**Do this**
Every line that includes the word "MEDCON" is to be listed.

— BEGIN Records to use —

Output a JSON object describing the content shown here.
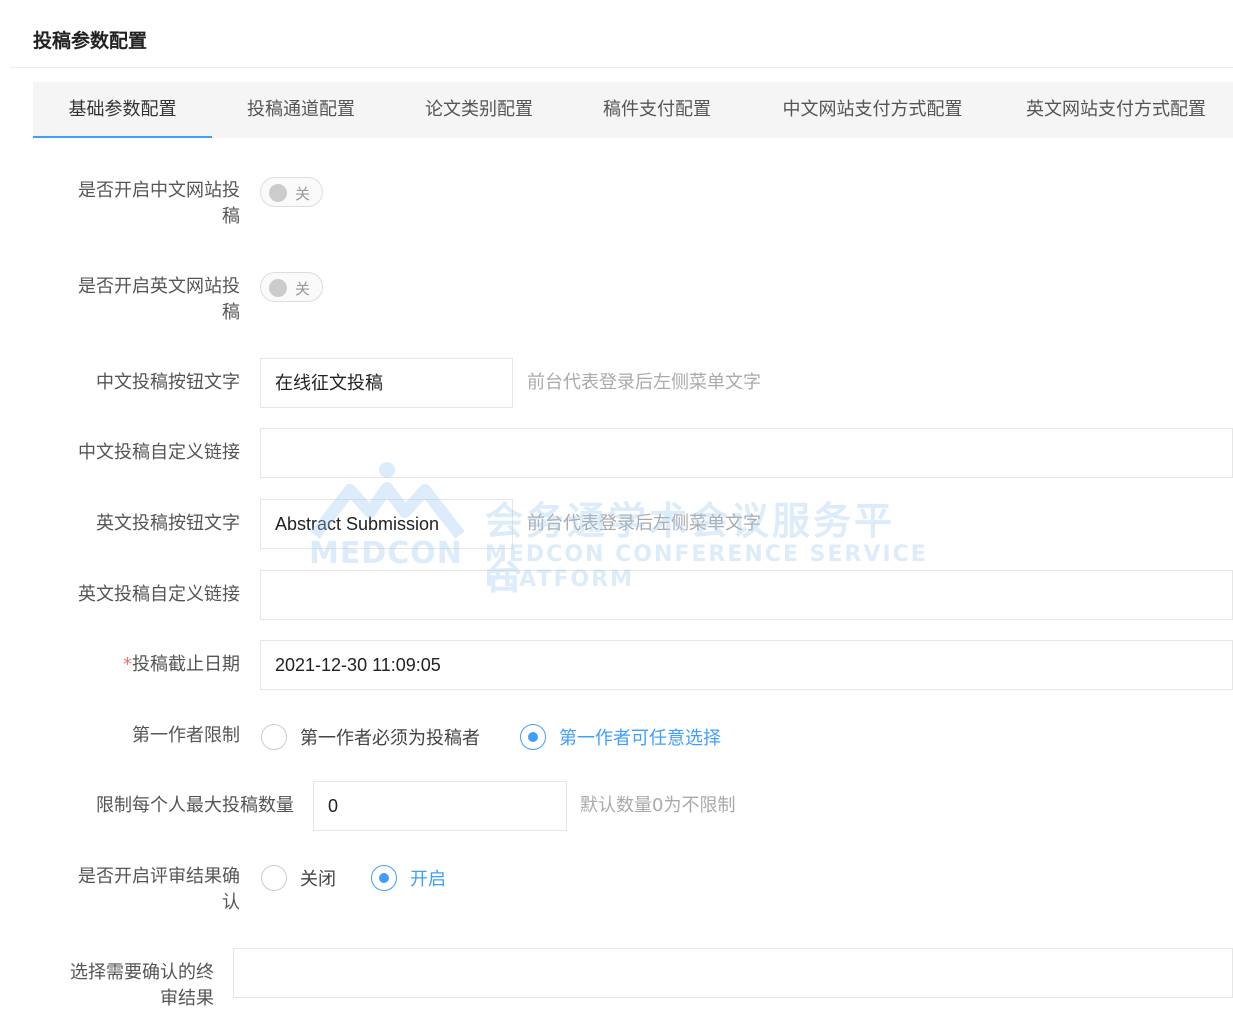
{
  "page": {
    "title": "投稿参数配置"
  },
  "tabs": [
    {
      "label": "基础参数配置",
      "active": true
    },
    {
      "label": "投稿通道配置",
      "active": false
    },
    {
      "label": "论文类别配置",
      "active": false
    },
    {
      "label": "稿件支付配置",
      "active": false
    },
    {
      "label": "中文网站支付方式配置",
      "active": false
    },
    {
      "label": "英文网站支付方式配置",
      "active": false
    }
  ],
  "form": {
    "cn_submit": {
      "label_line1": "是否开启中文网站投",
      "label_line2": "稿",
      "switch_text": "关",
      "enabled": false
    },
    "en_submit": {
      "label_line1": "是否开启英文网站投",
      "label_line2": "稿",
      "switch_text": "关",
      "enabled": false
    },
    "cn_button_text": {
      "label": "中文投稿按钮文字",
      "value": "在线征文投稿",
      "hint": "前台代表登录后左侧菜单文字"
    },
    "cn_custom_link": {
      "label": "中文投稿自定义链接",
      "value": ""
    },
    "en_button_text": {
      "label": "英文投稿按钮文字",
      "value": "Abstract Submission",
      "hint": "前台代表登录后左侧菜单文字"
    },
    "en_custom_link": {
      "label": "英文投稿自定义链接",
      "value": ""
    },
    "deadline": {
      "required_mark": "*",
      "label": "投稿截止日期",
      "value": "2021-12-30 11:09:05"
    },
    "first_author": {
      "label": "第一作者限制",
      "option1": "第一作者必须为投稿者",
      "option2": "第一作者可任意选择",
      "selected": 2
    },
    "max_count": {
      "label": "限制每个人最大投稿数量",
      "value": "0",
      "hint": "默认数量0为不限制"
    },
    "review_confirm": {
      "label_line1": "是否开启评审结果确",
      "label_line2": "认",
      "option1": "关闭",
      "option2": "开启",
      "selected": 2
    },
    "final_result": {
      "label_line1": "选择需要确认的终",
      "label_line2": "审结果",
      "value": ""
    }
  },
  "watermark": {
    "brand": "MEDCON",
    "cn": "会务通学术会议服务平台",
    "en": "MEDCON CONFERENCE SERVICE PLATFORM",
    "color": "#9ecbf2"
  },
  "colors": {
    "accent": "#409eff",
    "required": "#f56c6c"
  }
}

— END Records to use —

**Solution to the problem**
    "brand": "MEDCON",
    "en": "MEDCON CONFERENCE SERVICE PLATFORM",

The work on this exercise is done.